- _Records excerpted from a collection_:
━━━

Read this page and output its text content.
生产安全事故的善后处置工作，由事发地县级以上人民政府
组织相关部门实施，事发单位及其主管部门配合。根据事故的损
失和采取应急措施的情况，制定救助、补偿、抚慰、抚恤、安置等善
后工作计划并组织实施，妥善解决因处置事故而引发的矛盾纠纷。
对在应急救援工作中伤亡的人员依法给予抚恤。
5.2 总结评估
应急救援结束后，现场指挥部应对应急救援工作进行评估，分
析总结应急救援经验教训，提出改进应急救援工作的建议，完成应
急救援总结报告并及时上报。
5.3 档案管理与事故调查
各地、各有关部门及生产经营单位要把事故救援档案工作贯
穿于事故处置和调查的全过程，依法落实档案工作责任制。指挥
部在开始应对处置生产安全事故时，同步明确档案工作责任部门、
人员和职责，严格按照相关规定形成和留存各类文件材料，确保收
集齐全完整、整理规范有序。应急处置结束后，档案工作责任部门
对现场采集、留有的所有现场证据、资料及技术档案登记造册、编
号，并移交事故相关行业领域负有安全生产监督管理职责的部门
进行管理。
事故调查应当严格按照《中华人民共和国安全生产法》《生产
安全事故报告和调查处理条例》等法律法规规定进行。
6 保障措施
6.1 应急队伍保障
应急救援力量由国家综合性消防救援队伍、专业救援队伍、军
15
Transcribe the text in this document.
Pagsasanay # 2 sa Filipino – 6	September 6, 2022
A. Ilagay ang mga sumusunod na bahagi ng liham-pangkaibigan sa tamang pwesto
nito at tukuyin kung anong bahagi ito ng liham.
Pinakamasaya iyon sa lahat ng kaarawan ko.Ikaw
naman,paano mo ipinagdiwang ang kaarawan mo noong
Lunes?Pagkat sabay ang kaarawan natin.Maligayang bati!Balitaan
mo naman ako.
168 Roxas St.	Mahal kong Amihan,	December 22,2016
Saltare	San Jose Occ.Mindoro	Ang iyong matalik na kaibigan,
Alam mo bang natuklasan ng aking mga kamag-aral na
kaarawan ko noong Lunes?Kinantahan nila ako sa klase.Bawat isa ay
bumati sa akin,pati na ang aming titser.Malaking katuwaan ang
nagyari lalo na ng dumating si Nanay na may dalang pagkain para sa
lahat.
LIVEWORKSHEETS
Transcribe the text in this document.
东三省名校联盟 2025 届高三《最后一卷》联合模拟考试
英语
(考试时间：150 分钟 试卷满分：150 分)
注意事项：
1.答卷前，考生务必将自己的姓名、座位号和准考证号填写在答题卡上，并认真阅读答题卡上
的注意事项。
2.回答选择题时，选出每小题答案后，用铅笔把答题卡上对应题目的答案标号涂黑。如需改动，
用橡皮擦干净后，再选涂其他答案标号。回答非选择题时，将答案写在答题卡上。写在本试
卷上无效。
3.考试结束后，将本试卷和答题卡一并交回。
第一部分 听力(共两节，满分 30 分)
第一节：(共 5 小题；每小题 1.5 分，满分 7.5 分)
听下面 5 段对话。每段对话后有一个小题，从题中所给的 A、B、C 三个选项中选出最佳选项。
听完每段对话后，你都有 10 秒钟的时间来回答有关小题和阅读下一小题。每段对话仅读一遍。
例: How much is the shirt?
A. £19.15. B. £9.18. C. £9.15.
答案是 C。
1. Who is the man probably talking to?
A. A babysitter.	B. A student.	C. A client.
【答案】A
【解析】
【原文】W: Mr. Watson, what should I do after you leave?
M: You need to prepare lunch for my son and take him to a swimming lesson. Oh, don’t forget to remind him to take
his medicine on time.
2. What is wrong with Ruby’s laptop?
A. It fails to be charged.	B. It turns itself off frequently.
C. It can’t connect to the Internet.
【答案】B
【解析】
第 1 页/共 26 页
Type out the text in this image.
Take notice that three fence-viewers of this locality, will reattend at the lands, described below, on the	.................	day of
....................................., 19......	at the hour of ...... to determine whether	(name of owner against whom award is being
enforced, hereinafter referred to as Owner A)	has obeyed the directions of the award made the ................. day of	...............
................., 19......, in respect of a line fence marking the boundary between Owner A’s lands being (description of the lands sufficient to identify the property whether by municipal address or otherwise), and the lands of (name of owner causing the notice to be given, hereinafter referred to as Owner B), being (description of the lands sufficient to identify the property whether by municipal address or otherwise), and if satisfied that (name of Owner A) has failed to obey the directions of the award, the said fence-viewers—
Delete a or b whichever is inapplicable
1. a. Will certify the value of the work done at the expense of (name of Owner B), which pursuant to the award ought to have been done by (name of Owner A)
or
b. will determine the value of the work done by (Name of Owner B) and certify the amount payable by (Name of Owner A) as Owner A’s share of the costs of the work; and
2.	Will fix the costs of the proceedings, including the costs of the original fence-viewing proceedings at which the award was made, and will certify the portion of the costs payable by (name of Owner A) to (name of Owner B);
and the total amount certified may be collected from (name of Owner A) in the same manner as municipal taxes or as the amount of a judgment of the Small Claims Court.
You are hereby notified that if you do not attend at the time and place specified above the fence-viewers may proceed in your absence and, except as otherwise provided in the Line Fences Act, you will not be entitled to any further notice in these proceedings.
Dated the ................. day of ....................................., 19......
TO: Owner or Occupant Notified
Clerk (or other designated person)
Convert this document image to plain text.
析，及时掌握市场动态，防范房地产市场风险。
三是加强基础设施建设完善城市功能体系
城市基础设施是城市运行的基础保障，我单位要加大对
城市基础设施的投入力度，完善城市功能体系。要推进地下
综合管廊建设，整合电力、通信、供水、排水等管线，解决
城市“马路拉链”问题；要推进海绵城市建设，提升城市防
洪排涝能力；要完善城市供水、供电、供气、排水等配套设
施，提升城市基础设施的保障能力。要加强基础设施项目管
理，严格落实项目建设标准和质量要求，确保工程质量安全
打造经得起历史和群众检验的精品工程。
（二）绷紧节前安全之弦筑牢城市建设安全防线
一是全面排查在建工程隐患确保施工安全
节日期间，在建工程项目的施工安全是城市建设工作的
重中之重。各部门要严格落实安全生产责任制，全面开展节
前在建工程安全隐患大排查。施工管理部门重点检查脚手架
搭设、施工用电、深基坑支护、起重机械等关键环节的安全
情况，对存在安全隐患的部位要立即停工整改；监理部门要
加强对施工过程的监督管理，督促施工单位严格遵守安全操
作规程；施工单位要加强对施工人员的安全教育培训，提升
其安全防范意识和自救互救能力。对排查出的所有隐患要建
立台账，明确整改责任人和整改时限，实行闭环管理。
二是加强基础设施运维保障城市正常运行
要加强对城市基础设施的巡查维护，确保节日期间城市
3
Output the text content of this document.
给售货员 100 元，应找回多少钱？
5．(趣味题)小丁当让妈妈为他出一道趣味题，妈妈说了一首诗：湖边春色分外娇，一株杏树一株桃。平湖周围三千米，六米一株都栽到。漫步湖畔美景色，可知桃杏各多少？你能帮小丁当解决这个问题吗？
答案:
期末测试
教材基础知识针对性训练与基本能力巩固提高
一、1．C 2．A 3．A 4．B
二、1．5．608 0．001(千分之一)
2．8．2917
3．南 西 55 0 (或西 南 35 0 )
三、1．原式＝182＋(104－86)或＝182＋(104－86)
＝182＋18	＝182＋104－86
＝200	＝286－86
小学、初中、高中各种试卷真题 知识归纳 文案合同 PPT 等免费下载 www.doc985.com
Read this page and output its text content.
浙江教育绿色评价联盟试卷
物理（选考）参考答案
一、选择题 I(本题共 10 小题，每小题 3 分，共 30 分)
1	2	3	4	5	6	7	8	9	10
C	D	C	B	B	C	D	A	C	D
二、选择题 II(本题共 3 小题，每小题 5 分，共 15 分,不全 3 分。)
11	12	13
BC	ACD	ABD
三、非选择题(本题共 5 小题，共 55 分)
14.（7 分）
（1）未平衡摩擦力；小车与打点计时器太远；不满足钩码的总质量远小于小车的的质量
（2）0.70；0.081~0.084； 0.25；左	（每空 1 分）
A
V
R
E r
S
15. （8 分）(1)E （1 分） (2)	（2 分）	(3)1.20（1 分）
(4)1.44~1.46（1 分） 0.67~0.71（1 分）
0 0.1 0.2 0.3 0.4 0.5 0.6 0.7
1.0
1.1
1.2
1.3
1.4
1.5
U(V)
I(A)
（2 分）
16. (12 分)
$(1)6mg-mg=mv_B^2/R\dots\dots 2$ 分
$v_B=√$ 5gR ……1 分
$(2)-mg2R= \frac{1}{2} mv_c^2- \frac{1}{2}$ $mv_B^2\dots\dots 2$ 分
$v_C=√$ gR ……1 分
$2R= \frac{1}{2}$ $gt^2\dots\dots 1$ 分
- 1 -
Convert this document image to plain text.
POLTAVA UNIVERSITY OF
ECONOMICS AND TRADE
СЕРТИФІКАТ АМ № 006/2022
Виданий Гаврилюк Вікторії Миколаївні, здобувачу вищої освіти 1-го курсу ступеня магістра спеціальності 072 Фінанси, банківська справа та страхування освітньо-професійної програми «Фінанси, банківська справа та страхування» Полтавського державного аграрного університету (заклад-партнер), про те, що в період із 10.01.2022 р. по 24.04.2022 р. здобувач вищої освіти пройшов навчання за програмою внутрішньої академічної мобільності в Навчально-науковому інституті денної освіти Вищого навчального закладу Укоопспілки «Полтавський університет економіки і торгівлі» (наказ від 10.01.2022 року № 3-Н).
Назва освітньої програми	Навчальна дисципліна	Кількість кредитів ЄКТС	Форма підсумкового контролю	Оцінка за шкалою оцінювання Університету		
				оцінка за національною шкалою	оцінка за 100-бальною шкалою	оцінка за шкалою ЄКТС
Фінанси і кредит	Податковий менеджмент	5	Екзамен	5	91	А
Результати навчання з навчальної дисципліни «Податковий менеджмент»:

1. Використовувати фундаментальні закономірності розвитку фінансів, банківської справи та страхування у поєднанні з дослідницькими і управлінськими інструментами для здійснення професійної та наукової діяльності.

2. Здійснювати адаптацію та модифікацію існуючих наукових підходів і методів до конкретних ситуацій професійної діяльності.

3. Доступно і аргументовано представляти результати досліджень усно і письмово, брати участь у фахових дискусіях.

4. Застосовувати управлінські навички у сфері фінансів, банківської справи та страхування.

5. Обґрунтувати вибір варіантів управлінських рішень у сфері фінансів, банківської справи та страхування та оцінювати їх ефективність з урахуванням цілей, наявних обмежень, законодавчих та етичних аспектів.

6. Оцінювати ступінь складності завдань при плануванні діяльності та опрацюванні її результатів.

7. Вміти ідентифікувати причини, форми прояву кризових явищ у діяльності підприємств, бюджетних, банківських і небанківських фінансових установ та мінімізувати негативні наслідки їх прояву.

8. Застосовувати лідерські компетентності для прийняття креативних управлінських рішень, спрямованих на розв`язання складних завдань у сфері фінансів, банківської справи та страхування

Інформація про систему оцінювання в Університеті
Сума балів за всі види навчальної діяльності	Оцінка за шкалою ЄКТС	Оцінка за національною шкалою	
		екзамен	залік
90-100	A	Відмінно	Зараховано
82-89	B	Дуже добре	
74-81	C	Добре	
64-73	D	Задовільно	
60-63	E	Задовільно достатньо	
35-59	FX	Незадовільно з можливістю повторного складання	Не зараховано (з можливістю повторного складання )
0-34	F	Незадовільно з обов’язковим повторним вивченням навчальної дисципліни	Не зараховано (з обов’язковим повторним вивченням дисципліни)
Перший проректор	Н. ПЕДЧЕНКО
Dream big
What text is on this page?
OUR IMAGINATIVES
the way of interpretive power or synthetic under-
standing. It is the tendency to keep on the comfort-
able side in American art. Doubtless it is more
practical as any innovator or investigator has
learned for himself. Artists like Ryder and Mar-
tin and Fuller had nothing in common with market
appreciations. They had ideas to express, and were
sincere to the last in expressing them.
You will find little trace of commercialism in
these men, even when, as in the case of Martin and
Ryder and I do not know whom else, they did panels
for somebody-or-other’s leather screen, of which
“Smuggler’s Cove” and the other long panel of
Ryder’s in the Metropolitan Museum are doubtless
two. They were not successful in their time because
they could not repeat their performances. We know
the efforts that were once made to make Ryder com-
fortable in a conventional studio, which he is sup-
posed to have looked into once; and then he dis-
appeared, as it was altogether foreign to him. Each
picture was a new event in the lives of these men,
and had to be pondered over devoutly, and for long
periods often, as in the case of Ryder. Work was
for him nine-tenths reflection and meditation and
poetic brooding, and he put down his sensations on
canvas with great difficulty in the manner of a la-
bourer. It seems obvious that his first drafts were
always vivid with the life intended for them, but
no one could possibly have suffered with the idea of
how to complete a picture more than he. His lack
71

━━━

- _What you should do_: Where a line above includes "Незадовільно", copy that line.

- _Exercise response_:
35-59	FX	Незадовільно з можливістю повторного складання	Не зараховано (з можливістю повторного складання )
0-34	F	Незадовільно з обов’язковим повторним вивченням навчальної дисципліни	Не зараховано (з обов’язковим повторним вивченням дисципліни)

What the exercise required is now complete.